All entries below are to be set down again, identical to the source.

:: Source data ::

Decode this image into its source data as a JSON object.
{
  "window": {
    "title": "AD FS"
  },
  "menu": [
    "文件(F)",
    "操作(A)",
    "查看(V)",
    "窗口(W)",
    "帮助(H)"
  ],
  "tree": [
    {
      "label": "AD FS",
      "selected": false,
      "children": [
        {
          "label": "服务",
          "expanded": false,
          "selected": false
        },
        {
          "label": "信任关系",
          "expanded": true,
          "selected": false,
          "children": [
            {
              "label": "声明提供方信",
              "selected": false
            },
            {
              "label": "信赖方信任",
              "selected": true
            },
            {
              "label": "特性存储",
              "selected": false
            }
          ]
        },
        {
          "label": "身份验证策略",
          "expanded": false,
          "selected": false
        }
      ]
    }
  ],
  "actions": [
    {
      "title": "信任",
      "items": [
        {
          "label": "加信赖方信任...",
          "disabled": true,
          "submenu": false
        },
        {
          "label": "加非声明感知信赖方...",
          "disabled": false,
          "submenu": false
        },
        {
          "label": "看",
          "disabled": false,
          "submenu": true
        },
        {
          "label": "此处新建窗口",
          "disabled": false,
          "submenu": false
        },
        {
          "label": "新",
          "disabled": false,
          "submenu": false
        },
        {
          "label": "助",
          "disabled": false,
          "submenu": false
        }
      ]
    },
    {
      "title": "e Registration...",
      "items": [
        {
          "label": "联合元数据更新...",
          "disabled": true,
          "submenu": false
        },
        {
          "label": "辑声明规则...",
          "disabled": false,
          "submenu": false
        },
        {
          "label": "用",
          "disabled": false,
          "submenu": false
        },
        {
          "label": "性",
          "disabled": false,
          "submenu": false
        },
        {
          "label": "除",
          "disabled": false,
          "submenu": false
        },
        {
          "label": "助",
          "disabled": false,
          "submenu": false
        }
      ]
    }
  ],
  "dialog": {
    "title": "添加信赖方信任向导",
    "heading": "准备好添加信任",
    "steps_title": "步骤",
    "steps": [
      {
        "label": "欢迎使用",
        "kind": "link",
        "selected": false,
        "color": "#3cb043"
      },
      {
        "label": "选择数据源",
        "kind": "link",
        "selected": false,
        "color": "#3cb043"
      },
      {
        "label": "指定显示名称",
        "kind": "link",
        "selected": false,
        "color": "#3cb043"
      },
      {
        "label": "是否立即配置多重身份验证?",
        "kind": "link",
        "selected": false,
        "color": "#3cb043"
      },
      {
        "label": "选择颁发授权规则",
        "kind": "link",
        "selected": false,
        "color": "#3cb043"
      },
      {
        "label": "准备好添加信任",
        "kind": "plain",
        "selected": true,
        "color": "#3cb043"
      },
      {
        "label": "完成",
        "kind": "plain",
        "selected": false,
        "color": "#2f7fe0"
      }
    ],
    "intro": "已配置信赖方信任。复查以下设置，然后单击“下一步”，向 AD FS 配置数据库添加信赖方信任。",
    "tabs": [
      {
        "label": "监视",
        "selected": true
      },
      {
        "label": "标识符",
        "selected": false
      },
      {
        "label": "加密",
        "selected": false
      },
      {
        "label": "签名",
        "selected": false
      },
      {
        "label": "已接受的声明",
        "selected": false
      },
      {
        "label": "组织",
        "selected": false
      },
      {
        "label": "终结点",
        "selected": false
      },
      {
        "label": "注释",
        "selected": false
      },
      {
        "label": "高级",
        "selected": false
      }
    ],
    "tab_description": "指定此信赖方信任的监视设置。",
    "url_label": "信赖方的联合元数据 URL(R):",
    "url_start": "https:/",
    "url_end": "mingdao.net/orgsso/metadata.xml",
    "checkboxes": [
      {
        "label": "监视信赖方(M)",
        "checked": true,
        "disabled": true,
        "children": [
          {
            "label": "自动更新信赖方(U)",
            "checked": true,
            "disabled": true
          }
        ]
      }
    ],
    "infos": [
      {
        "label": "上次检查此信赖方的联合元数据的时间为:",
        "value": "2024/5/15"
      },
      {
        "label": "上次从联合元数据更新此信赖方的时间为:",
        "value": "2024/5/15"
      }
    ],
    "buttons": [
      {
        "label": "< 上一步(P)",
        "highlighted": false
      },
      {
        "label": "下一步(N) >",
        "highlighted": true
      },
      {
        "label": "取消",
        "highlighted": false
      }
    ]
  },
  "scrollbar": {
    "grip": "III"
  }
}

:::

Worked answer:
Decode this image into its source data as a JSON object.
{
  "window": {
    "title": "AD FS"
  },
  "menu": [
    "文件(F)",
    "操作(A)",
    "查看(V)",
    "窗口(W)",
    "帮助(H)"
  ],
  "tree": [
    {
      "label": "AD FS",
      "selected": false,
      "children": [
        {
          "label": "服务",
          "expanded": false,
          "selected": false
        },
        {
          "label": "信任关系",
          "expanded": true,
          "selected": false,
          "children": [
            {
              "label": "声明提供方信",
              "selected": false
            },
            {
              "label": "信赖方信任",
              "selected": true
            },
            {
              "label": "特性存储",
              "selected": false
            }
          ]
        },
        {
          "label": "身份验证策略",
          "expanded": false,
          "selected": false
        }
      ]
    }
  ],
  "actions": [
    {
      "title": "信任",
      "items": [
        {
          "label": "加信赖方信任...",
          "disabled": true,
          "submenu": false
        },
        {
          "label": "加非声明感知信赖方...",
          "disabled": false,
          "submenu": false
        },
        {
          "label": "看",
          "disabled": false,
          "submenu": true
        },
        {
          "label": "此处新建窗口",
          "disabled": false,
          "submenu": false
        },
        {
          "label": "新",
          "disabled": false,
          "submenu": false
        },
        {
          "label": "助",
          "disabled": false,
          "submenu": false
        }
      ]
    },
    {
      "title": "e Registration...",
      "items": [
        {
          "label": "联合元数据更新...",
          "disabled": true,
          "submenu": false
        },
        {
          "label": "辑声明规则...",
          "disabled": false,
          "submenu": false
        },
        {
          "label": "用",
          "disabled": false,
          "submenu": false
        },
        {
          "label": "性",
          "disabled": false,
          "submenu": false
        },
        {
          "label": "除",
          "disabled": false,
          "submenu": false
        },
        {
          "label": "助",
          "disabled": false,
          "submenu": false
        }
      ]
    }
  ],
  "dialog": {
    "title": "添加信赖方信任向导",
    "heading": "准备好添加信任",
    "steps_title": "步骤",
    "steps": [
      {
        "label": "欢迎使用",
        "kind": "link",
        "selected": false,
        "color": "#3cb043"
      },
      {
        "label": "选择数据源",
        "kind": "link",
        "selected": false,
        "color": "#3cb043"
      },
      {
        "label": "指定显示名称",
        "kind": "link",
        "selected": false,
        "color": "#3cb043"
      },
      {
        "label": "是否立即配置多重身份验证?",
        "kind": "link",
        "selected": false,
        "color": "#3cb043"
      },
      {
        "label": "选择颁发授权规则",
        "kind": "link",
        "selected": false,
        "color": "#3cb043"
      },
      {
        "label": "准备好添加信任",
        "kind": "plain",
        "selected": true,
        "color": "#3cb043"
      },
      {
        "label": "完成",
        "kind": "plain",
        "selected": false,
        "color": "#2f7fe0"
      }
    ],
    "intro": "已配置信赖方信任。复查以下设置，然后单击“下一步”，向 AD FS 配置数据库添加信赖方信任。",
    "tabs": [
      {
        "label": "监视",
        "selected": true
      },
      {
        "label": "标识符",
        "selected": false
      },
      {
        "label": "加密",
        "selected": false
      },
      {
        "label": "签名",
        "selected": false
      },
      {
        "label": "已接受的声明",
        "selected": false
      },
      {
        "label": "组织",
        "selected": false
      },
      {
        "label": "终结点",
        "selected": false
      },
      {
        "label": "注释",
        "selected": false
      },
      {
        "label": "高级",
        "selected": false
      }
    ],
    "tab_description": "指定此信赖方信任的监视设置。",
    "url_label": "信赖方的联合元数据 URL(R):",
    "url_start": "https:/",
    "url_end": "mingdao.net/orgsso/metadata.xml",
    "checkboxes": [
      {
        "label": "监视信赖方(M)",
        "checked": true,
        "disabled": true,
        "children": [
          {
            "label": "自动更新信赖方(U)",
            "checked": true,
            "disabled": true
          }
        ]
      }
    ],
    "infos": [
      {
        "label": "上次检查此信赖方的联合元数据的时间为:",
        "value": "2024/5/15"
      },
      {
        "label": "上次从联合元数据更新此信赖方的时间为:",
        "value": "2024/5/15"
      }
    ],
    "buttons": [
      {
        "label": "< 上一步(P)",
        "highlighted": false
      },
      {
        "label": "下一步(N) >",
        "highlighted": true
      },
      {
        "label": "取消",
        "highlighted": false
      }
    ]
  },
  "scrollbar": {
    "grip": "III"
  }
}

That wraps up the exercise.